It should be noted that, in the accompanying drawing provided in this embodiment of this application, the first clock pair signal traces 20 are bold lines compared with the first data pair signal traces 30. This is merely for ease of determining positions of the first clock signal traces 20 in the layout solution, and does not indicate that the first clock pair signal traces 20 are wider than the first data pair signal traces 30.
In some embodiments, a trace width of the matching segment 411 in the first matching trace 41 is equal to a trace width of the second data signal trace 32.
In this embodiment of this application, equality is not absolute equality, and approximate equality also belongs to equality in this embodiment of this application. For example, in this embodiment of this application, process errors of widths of the first data signal trace 31, the second data signal trace 32, the first clock signal trace 21, the second clock signal trace 22, and the first matching trace 41 are ±30%. In this case, a difference between the widths of the first data signal trace 31, the second data signal trace 32, the first clock signal trace 21, the second clock signal trace 22, and the first matching trace 41 being ±60% of the width of the second data signal trace 32 also belongs to trace width equality in this embodiment of this application.

Source data
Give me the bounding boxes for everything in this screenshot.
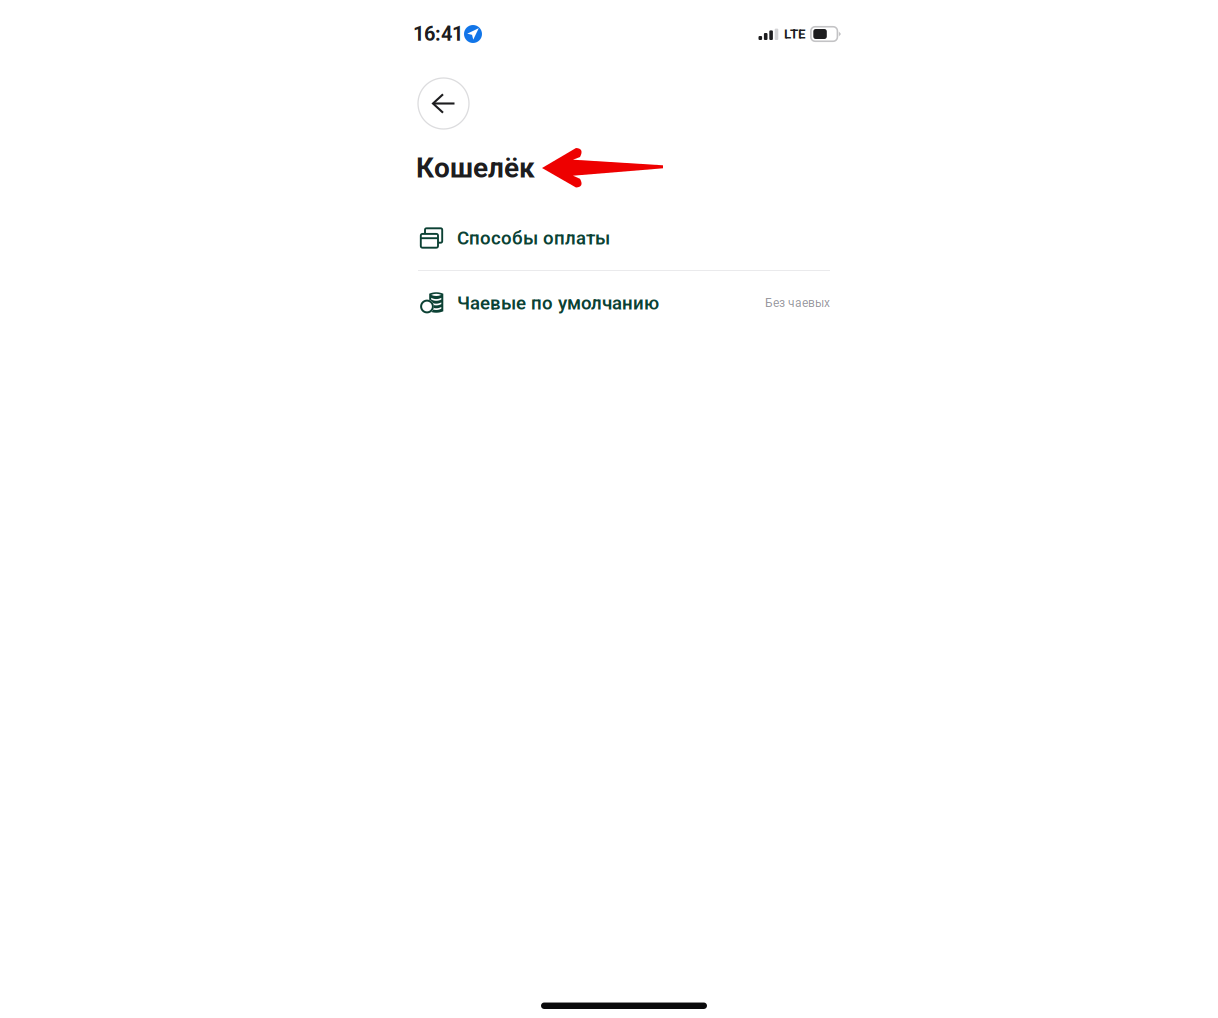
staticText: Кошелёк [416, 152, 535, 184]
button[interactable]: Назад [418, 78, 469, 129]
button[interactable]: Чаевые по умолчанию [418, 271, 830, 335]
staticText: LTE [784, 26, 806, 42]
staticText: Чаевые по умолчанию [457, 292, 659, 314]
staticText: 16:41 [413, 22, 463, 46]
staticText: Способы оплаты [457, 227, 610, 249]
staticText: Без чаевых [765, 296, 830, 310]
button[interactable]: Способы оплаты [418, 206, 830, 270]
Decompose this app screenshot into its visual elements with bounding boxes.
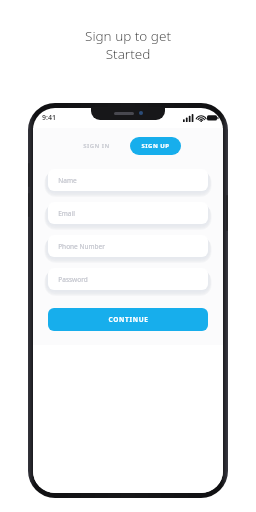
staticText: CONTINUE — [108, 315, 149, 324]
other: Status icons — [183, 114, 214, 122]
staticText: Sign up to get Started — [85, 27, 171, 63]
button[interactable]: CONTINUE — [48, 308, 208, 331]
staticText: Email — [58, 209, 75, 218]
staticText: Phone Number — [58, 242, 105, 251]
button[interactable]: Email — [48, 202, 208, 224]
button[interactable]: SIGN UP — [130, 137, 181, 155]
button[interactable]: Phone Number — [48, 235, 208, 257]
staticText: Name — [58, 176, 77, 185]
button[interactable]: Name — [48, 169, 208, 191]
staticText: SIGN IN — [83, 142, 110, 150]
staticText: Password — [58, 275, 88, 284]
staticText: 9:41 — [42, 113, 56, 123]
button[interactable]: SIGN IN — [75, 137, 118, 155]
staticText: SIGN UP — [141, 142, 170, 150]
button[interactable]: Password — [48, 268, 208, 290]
...
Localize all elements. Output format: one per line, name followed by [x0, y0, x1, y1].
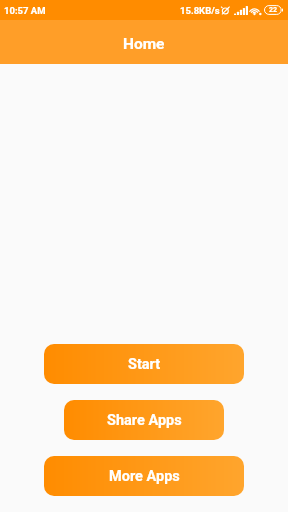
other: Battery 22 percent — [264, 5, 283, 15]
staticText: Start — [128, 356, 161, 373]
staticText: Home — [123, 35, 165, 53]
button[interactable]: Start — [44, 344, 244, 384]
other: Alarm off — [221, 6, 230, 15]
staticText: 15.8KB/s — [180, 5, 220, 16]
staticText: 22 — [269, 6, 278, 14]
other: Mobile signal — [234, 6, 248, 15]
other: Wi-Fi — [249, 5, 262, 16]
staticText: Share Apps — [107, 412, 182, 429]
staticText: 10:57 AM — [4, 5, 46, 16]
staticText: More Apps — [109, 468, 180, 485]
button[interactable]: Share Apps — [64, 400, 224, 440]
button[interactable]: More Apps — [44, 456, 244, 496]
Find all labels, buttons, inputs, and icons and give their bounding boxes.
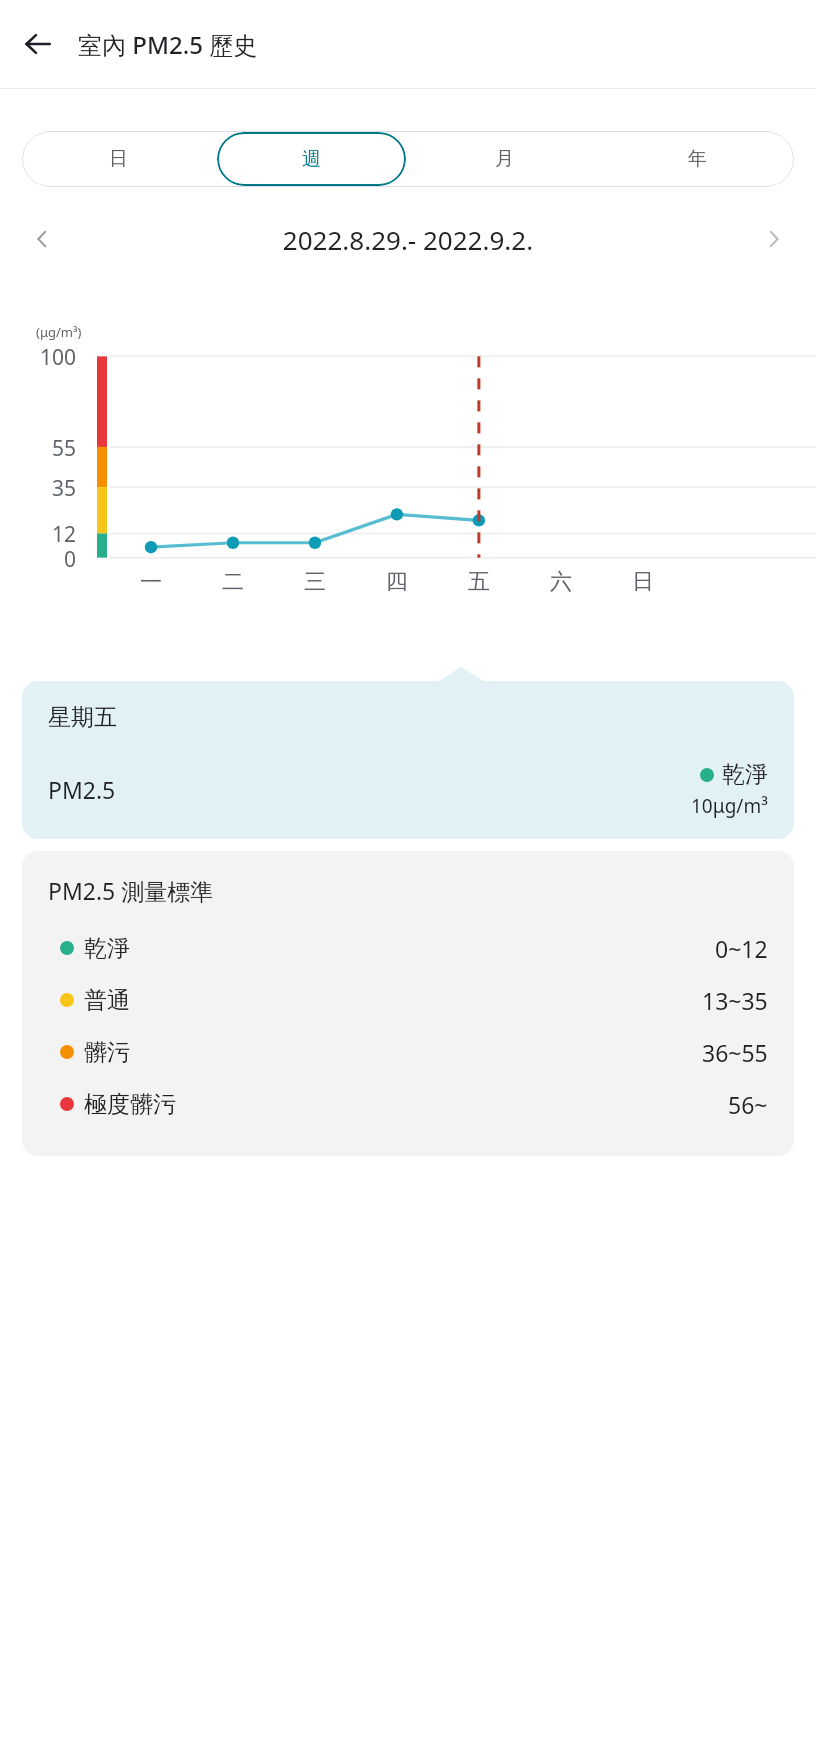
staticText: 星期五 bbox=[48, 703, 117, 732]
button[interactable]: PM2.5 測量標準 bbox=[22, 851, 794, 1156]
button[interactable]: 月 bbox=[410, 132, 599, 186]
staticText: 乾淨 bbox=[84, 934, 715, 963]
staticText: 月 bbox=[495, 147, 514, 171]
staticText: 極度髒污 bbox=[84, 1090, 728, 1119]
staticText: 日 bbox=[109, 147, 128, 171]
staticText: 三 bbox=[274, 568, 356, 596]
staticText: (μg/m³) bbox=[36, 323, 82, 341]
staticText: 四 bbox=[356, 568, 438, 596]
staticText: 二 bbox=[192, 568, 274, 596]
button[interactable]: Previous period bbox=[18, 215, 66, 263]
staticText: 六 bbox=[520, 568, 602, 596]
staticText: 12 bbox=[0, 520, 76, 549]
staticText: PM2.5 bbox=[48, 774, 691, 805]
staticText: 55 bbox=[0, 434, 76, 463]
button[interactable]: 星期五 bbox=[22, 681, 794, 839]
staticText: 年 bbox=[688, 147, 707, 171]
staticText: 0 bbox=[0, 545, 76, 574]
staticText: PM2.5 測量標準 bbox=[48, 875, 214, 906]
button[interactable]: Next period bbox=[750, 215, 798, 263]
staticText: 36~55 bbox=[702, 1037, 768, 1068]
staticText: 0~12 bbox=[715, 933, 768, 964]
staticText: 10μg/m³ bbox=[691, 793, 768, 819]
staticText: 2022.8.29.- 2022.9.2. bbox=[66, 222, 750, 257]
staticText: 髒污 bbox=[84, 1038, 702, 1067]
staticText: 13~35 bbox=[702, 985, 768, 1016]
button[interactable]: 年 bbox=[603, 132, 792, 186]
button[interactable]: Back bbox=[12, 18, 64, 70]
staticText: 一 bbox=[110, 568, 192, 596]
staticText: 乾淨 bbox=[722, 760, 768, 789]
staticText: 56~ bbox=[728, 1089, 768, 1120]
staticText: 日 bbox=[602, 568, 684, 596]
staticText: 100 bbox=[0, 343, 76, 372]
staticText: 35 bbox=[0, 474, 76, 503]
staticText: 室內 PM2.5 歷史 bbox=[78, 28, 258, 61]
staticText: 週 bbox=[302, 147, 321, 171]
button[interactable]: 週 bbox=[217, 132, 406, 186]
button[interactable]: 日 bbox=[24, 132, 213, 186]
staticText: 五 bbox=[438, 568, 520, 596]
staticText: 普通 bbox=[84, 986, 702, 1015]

Tasks:
#1 In the text on signal traces, what is the process error for the widths of the traces?
#2 Return the part of the text on signal traces starting with "In this embodiment of this application, equality" and going on through "width equality in this embodiment of this application.", copied word for word.

Exercise answers:
#1 ±30%

#2
In this embodiment of this application, equality is not absolute equality, and approximate equality also belongs to equality in this embodiment of this application. For example, in this embodiment of this application, process errors of widths of the first data signal trace 31, the second data signal trace 32, the first clock signal trace 21, the second clock signal trace 22, and the first matching trace 41 are ±30%. In this case, a difference between the widths of the first data signal trace 31, the second data signal trace 32, the first clock signal trace 21, the second clock signal trace 22, and the first matching trace 41 being ±60% of the width of the second data signal trace 32 also belongs to trace width equality in this embodiment of this application.